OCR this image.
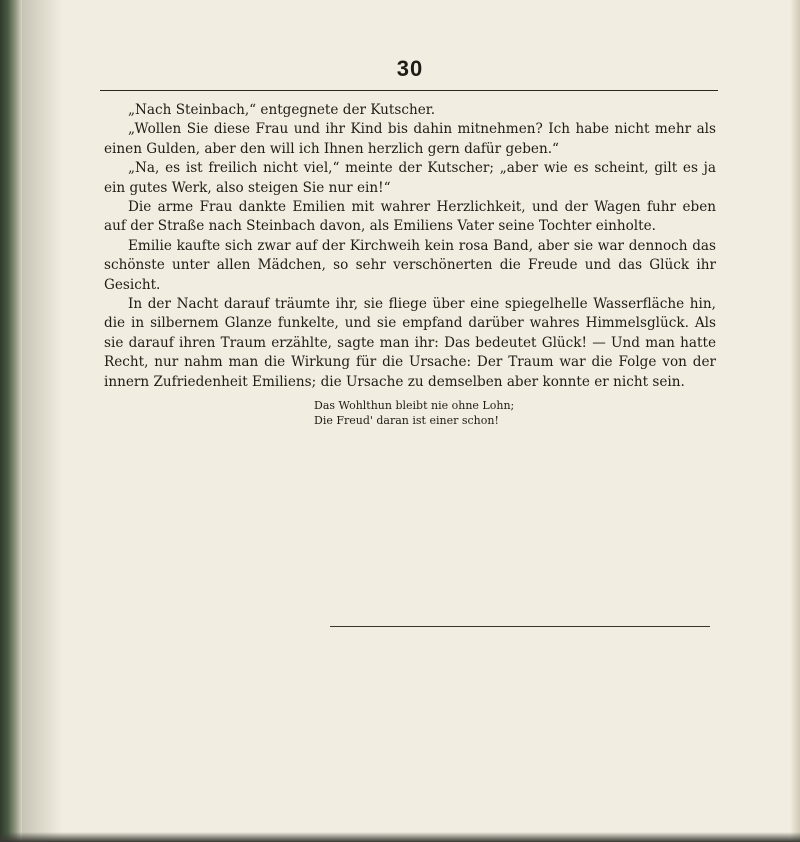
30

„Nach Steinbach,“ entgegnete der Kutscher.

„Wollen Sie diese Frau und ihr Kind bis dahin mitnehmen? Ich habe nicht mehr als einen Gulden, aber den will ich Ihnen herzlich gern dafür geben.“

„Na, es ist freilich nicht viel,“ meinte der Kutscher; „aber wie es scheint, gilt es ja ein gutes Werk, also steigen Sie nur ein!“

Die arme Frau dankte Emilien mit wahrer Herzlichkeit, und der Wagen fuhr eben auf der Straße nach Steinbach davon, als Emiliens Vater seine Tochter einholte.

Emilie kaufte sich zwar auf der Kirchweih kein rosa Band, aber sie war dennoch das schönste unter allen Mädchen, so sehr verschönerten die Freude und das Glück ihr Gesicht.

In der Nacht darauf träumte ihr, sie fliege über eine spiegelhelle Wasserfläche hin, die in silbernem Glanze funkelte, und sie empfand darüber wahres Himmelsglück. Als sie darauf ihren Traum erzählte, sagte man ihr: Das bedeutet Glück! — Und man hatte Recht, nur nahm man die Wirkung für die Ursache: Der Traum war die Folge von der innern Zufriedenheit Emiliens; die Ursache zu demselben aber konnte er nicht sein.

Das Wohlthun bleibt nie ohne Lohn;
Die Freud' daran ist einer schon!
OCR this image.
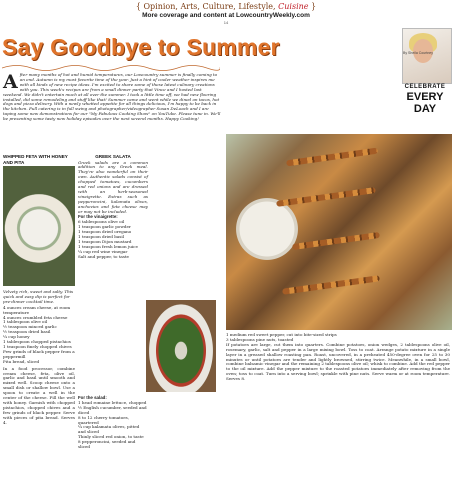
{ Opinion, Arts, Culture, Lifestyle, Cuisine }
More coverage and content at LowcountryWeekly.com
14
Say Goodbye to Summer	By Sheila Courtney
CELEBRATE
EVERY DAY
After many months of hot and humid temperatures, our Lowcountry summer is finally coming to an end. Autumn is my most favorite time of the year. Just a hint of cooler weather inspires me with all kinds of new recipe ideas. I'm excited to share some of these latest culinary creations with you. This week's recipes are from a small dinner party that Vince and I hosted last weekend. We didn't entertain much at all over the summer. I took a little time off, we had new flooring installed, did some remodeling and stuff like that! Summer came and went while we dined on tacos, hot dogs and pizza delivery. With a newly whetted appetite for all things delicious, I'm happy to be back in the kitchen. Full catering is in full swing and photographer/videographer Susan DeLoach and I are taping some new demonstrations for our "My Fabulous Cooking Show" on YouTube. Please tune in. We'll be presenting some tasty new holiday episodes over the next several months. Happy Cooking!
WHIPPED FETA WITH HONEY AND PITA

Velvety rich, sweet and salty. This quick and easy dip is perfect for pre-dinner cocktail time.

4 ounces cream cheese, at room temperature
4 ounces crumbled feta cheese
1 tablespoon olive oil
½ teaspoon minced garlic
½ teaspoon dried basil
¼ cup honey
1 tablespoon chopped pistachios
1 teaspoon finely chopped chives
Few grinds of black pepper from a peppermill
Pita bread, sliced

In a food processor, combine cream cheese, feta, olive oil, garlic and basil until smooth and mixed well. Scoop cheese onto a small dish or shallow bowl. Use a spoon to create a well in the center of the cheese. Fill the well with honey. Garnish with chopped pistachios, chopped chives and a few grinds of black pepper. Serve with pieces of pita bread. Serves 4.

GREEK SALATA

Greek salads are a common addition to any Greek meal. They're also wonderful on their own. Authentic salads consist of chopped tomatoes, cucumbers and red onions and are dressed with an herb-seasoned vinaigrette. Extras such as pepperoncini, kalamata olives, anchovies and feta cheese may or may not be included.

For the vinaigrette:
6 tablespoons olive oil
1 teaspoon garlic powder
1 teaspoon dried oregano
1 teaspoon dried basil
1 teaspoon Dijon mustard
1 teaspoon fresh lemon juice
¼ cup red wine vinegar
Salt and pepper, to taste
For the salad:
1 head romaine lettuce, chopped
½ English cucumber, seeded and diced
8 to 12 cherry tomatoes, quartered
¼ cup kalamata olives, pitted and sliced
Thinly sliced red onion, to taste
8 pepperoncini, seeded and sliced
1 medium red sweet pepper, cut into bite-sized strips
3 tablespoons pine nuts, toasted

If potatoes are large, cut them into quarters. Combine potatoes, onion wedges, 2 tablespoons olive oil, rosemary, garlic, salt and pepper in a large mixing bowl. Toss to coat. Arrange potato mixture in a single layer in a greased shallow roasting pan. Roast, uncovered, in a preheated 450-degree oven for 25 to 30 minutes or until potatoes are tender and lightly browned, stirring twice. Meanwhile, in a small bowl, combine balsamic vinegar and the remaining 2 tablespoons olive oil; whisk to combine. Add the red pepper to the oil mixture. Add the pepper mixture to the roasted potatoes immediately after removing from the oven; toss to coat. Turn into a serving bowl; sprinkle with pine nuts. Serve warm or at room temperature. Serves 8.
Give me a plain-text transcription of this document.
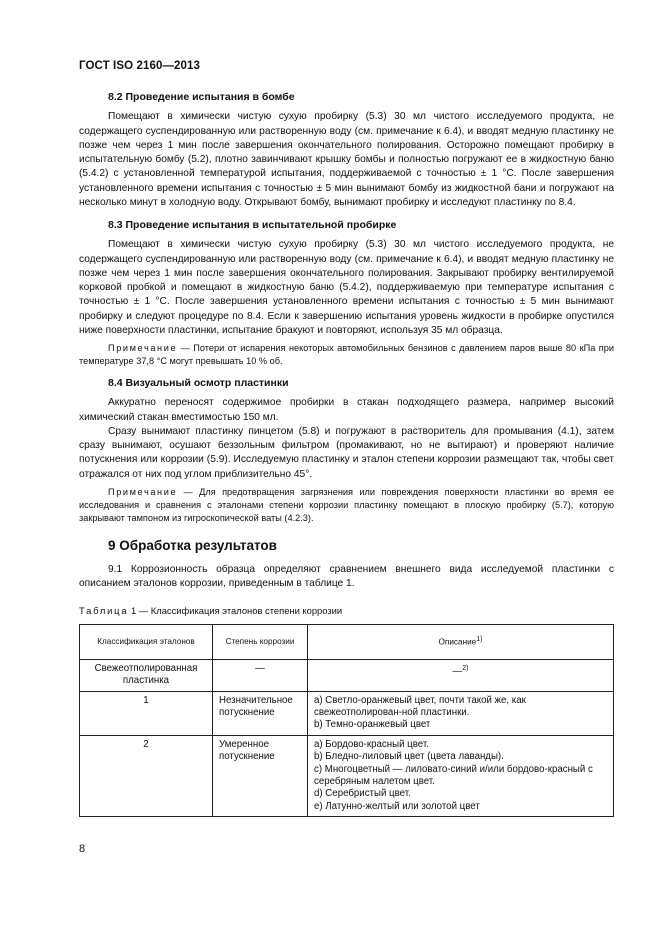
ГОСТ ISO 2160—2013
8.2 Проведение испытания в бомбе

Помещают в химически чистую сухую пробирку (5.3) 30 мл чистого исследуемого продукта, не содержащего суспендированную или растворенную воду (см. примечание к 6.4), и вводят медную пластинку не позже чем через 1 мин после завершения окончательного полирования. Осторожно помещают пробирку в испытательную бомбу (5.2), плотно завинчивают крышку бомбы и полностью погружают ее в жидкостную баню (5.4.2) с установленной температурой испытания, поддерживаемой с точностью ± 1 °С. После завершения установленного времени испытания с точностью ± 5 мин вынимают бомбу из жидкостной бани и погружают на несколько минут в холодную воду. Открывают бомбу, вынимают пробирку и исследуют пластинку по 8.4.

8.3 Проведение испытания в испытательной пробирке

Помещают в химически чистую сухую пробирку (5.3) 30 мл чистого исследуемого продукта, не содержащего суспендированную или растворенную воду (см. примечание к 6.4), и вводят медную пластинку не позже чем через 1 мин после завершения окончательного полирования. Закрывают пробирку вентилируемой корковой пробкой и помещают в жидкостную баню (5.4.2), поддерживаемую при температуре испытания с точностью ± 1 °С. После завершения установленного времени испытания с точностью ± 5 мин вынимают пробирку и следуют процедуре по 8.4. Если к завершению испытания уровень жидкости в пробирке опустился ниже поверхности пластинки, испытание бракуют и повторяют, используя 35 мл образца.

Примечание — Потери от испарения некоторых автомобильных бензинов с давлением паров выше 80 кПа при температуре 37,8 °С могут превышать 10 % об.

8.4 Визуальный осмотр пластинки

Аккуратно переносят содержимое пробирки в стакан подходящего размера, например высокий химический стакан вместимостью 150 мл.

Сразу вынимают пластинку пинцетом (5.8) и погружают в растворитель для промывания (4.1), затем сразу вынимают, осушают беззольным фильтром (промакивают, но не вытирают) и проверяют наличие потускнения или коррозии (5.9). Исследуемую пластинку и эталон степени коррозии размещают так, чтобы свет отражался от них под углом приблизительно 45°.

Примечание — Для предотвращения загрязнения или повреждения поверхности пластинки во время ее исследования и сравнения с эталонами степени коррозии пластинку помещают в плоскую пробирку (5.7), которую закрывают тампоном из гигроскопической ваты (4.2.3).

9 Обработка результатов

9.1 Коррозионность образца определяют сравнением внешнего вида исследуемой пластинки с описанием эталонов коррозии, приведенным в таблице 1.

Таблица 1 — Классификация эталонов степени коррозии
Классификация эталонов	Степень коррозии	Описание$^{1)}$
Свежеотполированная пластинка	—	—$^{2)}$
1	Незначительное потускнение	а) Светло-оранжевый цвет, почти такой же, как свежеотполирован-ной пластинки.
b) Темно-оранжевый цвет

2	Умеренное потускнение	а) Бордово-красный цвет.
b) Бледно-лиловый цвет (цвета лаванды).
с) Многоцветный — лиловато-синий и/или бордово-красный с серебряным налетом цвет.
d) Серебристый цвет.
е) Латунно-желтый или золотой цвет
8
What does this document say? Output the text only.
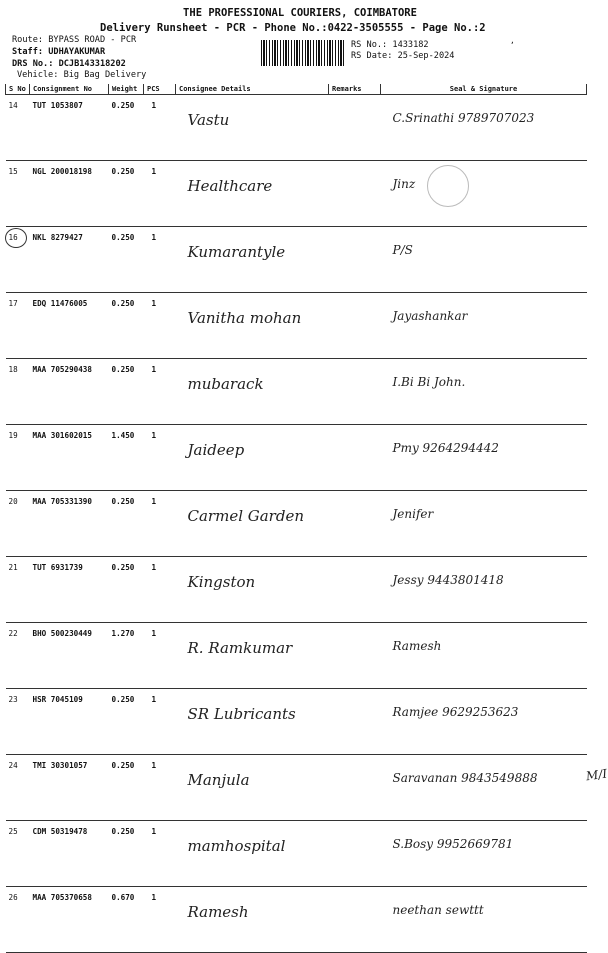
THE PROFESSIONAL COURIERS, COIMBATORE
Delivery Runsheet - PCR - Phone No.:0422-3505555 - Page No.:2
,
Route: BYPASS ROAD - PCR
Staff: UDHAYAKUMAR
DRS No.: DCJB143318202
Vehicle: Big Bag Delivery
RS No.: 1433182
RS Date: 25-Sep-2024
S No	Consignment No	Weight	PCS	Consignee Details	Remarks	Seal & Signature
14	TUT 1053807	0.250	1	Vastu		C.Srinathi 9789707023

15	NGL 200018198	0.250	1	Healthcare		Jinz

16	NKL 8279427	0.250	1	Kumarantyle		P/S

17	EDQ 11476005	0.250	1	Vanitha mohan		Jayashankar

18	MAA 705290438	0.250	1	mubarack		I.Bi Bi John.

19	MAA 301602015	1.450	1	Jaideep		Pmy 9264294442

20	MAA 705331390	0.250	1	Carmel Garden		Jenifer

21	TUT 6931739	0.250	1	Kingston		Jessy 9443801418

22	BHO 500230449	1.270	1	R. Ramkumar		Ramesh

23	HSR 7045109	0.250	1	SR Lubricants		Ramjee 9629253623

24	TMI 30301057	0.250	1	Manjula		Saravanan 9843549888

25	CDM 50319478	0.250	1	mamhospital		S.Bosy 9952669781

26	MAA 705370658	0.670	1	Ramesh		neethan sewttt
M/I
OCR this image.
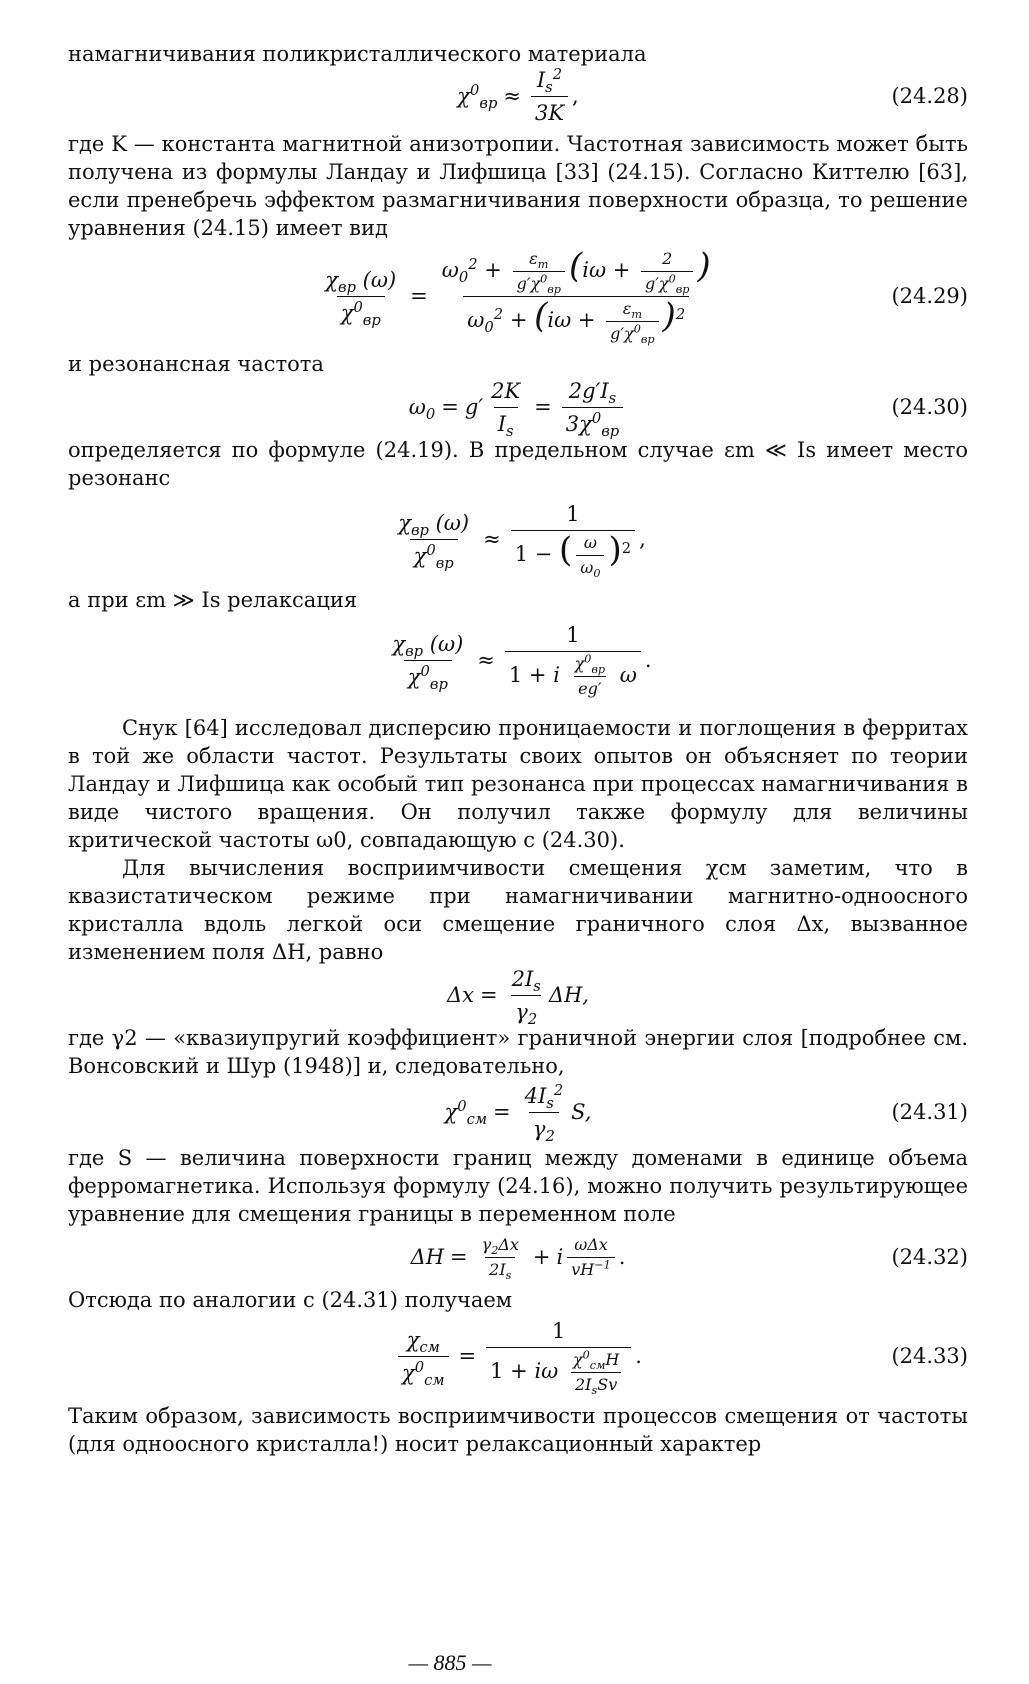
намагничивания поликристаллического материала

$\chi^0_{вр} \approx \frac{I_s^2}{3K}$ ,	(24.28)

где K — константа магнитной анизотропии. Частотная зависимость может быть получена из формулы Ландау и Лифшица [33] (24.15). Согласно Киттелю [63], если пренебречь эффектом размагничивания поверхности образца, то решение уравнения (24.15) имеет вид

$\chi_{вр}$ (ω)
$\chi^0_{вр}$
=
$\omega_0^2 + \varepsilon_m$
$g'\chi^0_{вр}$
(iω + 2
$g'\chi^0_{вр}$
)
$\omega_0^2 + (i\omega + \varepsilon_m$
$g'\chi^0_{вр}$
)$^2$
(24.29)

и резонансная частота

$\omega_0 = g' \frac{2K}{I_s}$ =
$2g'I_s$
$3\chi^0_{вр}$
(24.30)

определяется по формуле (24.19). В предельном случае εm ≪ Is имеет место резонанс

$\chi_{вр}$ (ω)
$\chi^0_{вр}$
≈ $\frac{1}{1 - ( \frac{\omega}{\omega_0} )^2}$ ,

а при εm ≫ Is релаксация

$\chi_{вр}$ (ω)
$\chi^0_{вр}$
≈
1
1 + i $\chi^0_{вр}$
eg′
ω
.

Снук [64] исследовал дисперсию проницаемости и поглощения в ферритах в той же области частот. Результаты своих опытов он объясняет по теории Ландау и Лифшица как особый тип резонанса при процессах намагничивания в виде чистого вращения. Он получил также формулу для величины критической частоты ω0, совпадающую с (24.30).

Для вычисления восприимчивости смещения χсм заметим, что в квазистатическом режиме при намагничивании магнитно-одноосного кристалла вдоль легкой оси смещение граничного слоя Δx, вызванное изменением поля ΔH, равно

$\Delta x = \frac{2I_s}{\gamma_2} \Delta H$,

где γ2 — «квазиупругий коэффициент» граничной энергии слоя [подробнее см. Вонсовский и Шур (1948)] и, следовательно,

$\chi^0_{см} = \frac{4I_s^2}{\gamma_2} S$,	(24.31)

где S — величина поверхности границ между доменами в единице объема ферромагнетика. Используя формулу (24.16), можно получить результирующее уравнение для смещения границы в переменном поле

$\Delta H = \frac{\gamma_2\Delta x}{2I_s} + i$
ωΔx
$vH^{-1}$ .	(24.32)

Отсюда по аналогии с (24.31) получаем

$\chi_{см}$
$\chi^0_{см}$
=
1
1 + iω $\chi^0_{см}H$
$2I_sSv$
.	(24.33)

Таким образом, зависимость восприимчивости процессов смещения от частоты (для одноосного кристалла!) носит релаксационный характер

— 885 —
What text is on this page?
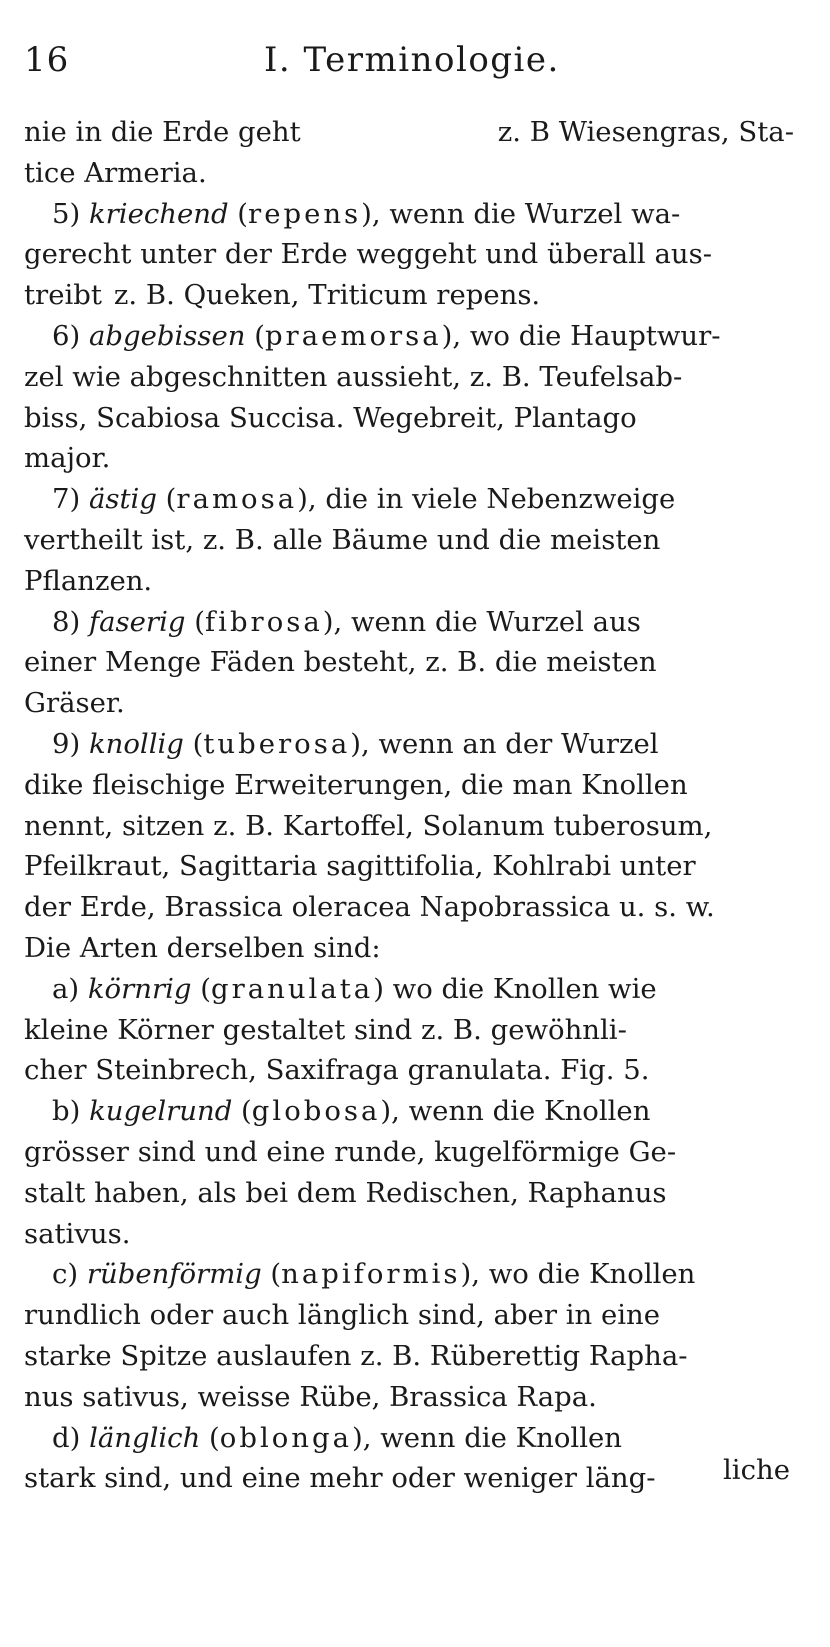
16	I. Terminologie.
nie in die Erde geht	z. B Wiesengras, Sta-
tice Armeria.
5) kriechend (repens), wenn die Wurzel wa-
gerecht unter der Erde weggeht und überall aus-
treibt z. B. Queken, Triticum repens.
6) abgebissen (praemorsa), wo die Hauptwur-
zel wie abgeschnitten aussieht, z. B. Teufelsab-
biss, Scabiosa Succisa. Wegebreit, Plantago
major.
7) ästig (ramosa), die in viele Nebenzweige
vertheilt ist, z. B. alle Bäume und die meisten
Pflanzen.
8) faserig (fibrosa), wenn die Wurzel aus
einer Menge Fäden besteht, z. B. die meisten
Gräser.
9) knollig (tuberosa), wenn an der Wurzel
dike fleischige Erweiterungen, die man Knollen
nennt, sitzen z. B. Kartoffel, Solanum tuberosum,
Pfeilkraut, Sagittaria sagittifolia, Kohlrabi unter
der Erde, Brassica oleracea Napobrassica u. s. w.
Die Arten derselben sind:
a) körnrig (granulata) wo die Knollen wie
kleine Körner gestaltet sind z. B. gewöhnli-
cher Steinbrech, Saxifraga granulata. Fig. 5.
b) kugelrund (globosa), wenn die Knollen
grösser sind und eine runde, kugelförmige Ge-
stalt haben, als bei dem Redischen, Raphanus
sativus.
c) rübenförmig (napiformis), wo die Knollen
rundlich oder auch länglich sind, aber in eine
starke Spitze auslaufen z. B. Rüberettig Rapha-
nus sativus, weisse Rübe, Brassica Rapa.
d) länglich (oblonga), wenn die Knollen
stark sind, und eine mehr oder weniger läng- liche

========

Where a line above contains the word "bowl", copy that line.

In a food processor, combine cream cheese, feta, olive oil, garlic and basil until smooth and mixed well. Scoop cheese onto a small dish or shallow bowl. Use a spoon to create a well in the center of the cheese. Fill the well with honey. Garnish with chopped pistachios, chopped chives and a few grinds of black pepper. Serve with pieces of pita bread. Serves 4.
If potatoes are large, cut them into quarters. Combine potatoes, onion wedges, 2 tablespoons olive oil, rosemary, garlic, salt and pepper in a large mixing bowl. Toss to coat. Arrange potato mixture in a single layer in a greased shallow roasting pan. Roast, uncovered, in a preheated 450-degree oven for 25 to 30 minutes or until potatoes are tender and lightly browned, stirring twice. Meanwhile, in a small bowl, combine balsamic vinegar and the remaining 2 tablespoons olive oil; whisk to combine. Add the red pepper to the oil mixture. Add the pepper mixture to the roasted potatoes immediately after removing from the oven; toss to coat. Turn into a serving bowl; sprinkle with pine nuts. Serve warm or at room temperature. Serves 8.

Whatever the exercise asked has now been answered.